_Prompt:_
Every line below must be given again exactly.

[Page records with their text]

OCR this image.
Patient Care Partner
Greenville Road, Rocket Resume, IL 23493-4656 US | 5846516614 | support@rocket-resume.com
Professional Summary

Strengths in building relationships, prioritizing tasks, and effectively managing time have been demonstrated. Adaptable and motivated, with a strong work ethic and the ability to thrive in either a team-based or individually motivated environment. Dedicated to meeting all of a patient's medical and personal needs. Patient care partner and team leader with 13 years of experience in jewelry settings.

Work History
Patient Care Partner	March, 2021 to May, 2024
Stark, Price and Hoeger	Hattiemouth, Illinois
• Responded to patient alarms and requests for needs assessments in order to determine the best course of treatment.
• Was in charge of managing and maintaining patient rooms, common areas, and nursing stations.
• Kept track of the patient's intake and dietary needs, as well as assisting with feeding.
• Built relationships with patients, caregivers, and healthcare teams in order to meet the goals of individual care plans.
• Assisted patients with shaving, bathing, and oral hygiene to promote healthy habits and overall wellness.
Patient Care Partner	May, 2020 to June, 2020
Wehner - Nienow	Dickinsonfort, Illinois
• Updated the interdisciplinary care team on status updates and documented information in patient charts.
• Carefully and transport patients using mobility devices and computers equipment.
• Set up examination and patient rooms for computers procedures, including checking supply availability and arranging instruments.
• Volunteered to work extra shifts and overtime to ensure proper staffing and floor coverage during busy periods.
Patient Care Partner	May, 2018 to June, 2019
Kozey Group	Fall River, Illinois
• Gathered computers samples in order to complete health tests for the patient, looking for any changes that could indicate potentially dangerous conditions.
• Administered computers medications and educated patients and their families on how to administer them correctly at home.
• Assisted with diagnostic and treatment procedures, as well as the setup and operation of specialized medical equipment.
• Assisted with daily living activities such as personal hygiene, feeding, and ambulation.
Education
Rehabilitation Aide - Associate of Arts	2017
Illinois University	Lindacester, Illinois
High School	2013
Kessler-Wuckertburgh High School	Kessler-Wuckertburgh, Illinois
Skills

_Exercise solution:_
OCR this image.
Patient Care Partner
Greenville Road, Rocket Resume, IL 23493-4656 US | 5846516614 | support@rocket-resume.com
Professional Summary

Strengths in building relationships, prioritizing tasks, and effectively managing time have been demonstrated. Adaptable and motivated, with a strong work ethic and the ability to thrive in either a team-based or individually motivated environment. Dedicated to meeting all of a patient's medical and personal needs. Patient care partner and team leader with 13 years of experience in jewelry settings.

Work History
Patient Care Partner	March, 2021 to May, 2024
Stark, Price and Hoeger	Hattiemouth, Illinois
• Responded to patient alarms and requests for needs assessments in order to determine the best course of treatment.
• Was in charge of managing and maintaining patient rooms, common areas, and nursing stations.
• Kept track of the patient's intake and dietary needs, as well as assisting with feeding.
• Built relationships with patients, caregivers, and healthcare teams in order to meet the goals of individual care plans.
• Assisted patients with shaving, bathing, and oral hygiene to promote healthy habits and overall wellness.
Patient Care Partner	May, 2020 to June, 2020
Wehner - Nienow	Dickinsonfort, Illinois
• Updated the interdisciplinary care team on status updates and documented information in patient charts.
• Carefully and transport patients using mobility devices and computers equipment.
• Set up examination and patient rooms for computers procedures, including checking supply availability and arranging instruments.
• Volunteered to work extra shifts and overtime to ensure proper staffing and floor coverage during busy periods.
Patient Care Partner	May, 2018 to June, 2019
Kozey Group	Fall River, Illinois
• Gathered computers samples in order to complete health tests for the patient, looking for any changes that could indicate potentially dangerous conditions.
• Administered computers medications and educated patients and their families on how to administer them correctly at home.
• Assisted with diagnostic and treatment procedures, as well as the setup and operation of specialized medical equipment.
• Assisted with daily living activities such as personal hygiene, feeding, and ambulation.
Education
Rehabilitation Aide - Associate of Arts	2017
Illinois University	Lindacester, Illinois
High School	2013
Kessler-Wuckertburgh High School	Kessler-Wuckertburgh, Illinois
Skills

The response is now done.